Reading text:
[Rant] Web development is just broken

April 18, 2011 § 104 Comments

No, really, there’s something deeply flawed with web development. And I’m not (just) talking browser incompatibilities, or Ruby vs. Java vs. PHP vs. anything else or about Flash or HTML5, I’m talking about something deeper and fundamental.

Edit Added TL;DR

Edit Interesting followups on Hacker News and Reddit.

Edit Added a comparison with PC programming.

Edit Added a follow up introducing the Opa project.

TL;DR

The situation

  • Plenty of technologies somehow piled on top of each other.

My nightmares:

  • Dependency nightmare
  • Documentation nightmare
  • Scalability nightmare
  • Glue nightmare
  • Security nightmare

Just to clarify: None of these nightmares is about having to make choices.

My dream:

  • Single computer development had the same set of issues in the 80s-90s. They’re now essentially solved. Let’s do the same for the web.

Shop before you code

Say you want to write a web applications. If it’s not a trivial web application, chances are that you’ll need to choose:

  • a programming language;
  • a web server;
  • a database management system;
  • a server-side web framework;
  • a client-side web framework.

And you do need all the above. A programming language, because you’re about to program something, so no surprise here. You also need a web server, because you’re about to write a web application and you need to deliver it, so again, no surprise.

A database management system, because you’ll want to save data and/or to share data, and it’s just too dangerous to access the file system. Strangely, though, your programming language will give you access to the file system, and it’s somewhere else, at the operating system layer, that you’ll have to restrict this. Now, depending on your application and your DBMS, your data may fit completely with the DBMS, but often, that’s not the case, because your application manipulates object-oriented data structures, while your DBMS manipulates either records and relations or keys and values. And at this stage, you have two possibilities: either you forcefeed your data into your database – essentially reinventing (de)serialization and storage on top of an antagonistic technology – or you add to your stack a form of Object Relational Manager to do this for you.

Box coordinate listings
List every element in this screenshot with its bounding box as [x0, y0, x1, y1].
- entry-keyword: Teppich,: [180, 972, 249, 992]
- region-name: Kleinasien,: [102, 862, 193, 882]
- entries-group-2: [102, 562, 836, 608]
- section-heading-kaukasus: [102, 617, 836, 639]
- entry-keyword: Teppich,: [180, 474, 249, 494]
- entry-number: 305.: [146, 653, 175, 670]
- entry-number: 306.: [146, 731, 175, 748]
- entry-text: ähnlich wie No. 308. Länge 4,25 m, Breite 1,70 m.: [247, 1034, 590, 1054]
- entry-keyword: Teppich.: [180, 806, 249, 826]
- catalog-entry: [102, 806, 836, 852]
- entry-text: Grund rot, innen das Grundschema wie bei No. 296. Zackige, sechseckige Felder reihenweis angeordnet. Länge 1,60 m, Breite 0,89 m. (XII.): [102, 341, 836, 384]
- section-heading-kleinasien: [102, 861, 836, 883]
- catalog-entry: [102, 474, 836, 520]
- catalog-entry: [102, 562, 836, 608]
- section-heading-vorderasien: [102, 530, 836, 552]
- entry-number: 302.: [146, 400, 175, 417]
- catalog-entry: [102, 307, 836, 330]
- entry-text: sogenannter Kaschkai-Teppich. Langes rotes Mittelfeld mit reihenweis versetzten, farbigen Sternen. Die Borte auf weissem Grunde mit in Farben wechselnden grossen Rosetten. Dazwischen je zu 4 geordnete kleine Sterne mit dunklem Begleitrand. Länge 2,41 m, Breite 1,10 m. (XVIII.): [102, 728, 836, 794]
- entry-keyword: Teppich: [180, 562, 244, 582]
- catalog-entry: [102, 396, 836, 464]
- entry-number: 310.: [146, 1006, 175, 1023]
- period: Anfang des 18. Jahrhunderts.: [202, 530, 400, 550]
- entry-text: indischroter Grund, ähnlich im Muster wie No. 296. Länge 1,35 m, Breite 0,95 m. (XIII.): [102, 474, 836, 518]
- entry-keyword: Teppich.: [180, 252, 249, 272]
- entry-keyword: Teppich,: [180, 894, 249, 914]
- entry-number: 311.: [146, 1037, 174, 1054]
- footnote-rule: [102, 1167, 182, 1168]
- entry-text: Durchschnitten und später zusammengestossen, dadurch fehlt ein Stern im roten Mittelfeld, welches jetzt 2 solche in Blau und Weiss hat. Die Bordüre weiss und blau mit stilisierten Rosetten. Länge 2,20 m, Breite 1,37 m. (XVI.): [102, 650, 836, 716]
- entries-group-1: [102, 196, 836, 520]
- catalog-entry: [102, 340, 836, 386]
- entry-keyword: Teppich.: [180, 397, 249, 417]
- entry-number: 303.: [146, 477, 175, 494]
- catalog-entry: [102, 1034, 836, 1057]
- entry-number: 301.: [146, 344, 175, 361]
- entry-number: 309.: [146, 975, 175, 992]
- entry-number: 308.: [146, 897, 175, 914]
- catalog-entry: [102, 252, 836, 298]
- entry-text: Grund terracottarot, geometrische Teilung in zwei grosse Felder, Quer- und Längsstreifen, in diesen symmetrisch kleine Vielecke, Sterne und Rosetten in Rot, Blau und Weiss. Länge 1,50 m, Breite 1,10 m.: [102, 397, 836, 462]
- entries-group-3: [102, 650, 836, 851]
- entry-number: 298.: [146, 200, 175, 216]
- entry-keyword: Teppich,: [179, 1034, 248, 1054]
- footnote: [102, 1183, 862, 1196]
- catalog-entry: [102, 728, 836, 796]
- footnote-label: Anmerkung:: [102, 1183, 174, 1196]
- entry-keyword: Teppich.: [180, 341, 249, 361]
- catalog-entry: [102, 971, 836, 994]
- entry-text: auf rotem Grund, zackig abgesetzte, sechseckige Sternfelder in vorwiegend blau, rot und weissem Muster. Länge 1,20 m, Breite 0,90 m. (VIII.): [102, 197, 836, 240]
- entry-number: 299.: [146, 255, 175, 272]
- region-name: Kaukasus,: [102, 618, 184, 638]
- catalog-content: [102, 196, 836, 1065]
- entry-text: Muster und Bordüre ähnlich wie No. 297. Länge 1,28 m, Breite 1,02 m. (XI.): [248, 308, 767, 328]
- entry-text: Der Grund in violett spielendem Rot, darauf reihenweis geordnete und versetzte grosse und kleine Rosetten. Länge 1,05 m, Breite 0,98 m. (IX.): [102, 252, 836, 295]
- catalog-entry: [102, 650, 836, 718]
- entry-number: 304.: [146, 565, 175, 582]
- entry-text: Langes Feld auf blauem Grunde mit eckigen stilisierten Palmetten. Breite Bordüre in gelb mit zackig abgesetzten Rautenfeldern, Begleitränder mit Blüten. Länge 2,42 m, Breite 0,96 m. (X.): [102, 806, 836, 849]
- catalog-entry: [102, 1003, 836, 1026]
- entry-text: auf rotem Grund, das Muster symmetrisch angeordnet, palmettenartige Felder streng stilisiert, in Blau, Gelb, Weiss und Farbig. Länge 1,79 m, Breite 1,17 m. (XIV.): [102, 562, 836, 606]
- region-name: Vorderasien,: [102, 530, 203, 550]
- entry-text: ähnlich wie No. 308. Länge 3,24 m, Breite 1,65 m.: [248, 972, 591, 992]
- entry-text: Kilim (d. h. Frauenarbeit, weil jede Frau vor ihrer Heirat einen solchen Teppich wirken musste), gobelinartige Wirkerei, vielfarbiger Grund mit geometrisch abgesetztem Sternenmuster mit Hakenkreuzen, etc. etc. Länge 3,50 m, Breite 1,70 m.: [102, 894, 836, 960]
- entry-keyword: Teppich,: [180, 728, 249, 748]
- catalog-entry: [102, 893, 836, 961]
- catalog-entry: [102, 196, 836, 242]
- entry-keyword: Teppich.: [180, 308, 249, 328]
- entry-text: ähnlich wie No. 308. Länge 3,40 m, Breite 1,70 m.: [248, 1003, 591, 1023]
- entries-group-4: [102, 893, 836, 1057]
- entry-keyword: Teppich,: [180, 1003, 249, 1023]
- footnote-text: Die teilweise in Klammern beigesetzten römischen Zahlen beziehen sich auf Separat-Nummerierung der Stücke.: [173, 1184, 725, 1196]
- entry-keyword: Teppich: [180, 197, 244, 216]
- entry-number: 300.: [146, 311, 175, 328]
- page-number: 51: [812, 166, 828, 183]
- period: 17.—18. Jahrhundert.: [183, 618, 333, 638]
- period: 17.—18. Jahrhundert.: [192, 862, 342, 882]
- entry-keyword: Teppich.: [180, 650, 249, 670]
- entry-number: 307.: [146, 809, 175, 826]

Set tasks:
- A) Render the entries as a JSON list of strings with one string per line and blank lines omitted, starting at the first line of the entries and ending at the line containing "- catalog-entry: [102, 806, 836, 852]", with both of those lines included.
- B) Continue the rant about web development from the point at which it stops.
The text on web development and the entries are unrelated to each other.

Answers to the tasks:
- A)
[
  "List every element in this screenshot with its bounding box as [x0, y0, x1, y1].",
  "- entry-keyword: Teppich,: [180, 972, 249, 992]",
  "- region-name: Kleinasien,: [102, 862, 193, 882]",
  "- entries-group-2: [102, 562, 836, 608]",
  "- section-heading-kaukasus: [102, 617, 836, 639]",
  "- entry-keyword: Teppich,: [180, 474, 249, 494]",
  "- entry-number: 305.: [146, 653, 175, 670]",
  "- entry-number: 306.: [146, 731, 175, 748]",
  "- entry-text: ähnlich wie No. 308. Länge 4,25 m, Breite 1,70 m.: [247, 1034, 590, 1054]",
  "- entry-keyword: Teppich.: [180, 806, 249, 826]",
  "- catalog-entry: [102, 806, 836, 852]"
]

- B)
You need a server-side framework – perhaps more than one –, too, because, let’s face it, at this stage, your (empty) application already feels so complicated that you’ll need all the help you can get to avoid having to reinvent templating, POST/GET management, sessions, etc. Oh, actually, what I wrote above, that’s not quite true: depending on your framework, you may need some access to the file system for your images, your pages, etc. and all other stuff that may or may not fit naturally in the DBMS. So back to the OS layer to configure it more finely.

And finally, you’ll certainly want to write your application for several browsers. As all developers know, there is no such thing as a pair of compatible browsers, and since you certainly don’t want to spend all of your time juggling with (largely undocumented) browser incompatibilities and/or limitations of the JavaScript standard library, it’s time to add a client-side framework, perhaps more.

So, in addition to the first list, you probably have to choose and configure:

  • an OS;
  • OS-level security layers;
  • an ORM (unless you’re reinventing yours) or an approximation thereof;

At this stage, you haven’t written “Hello, world” yet.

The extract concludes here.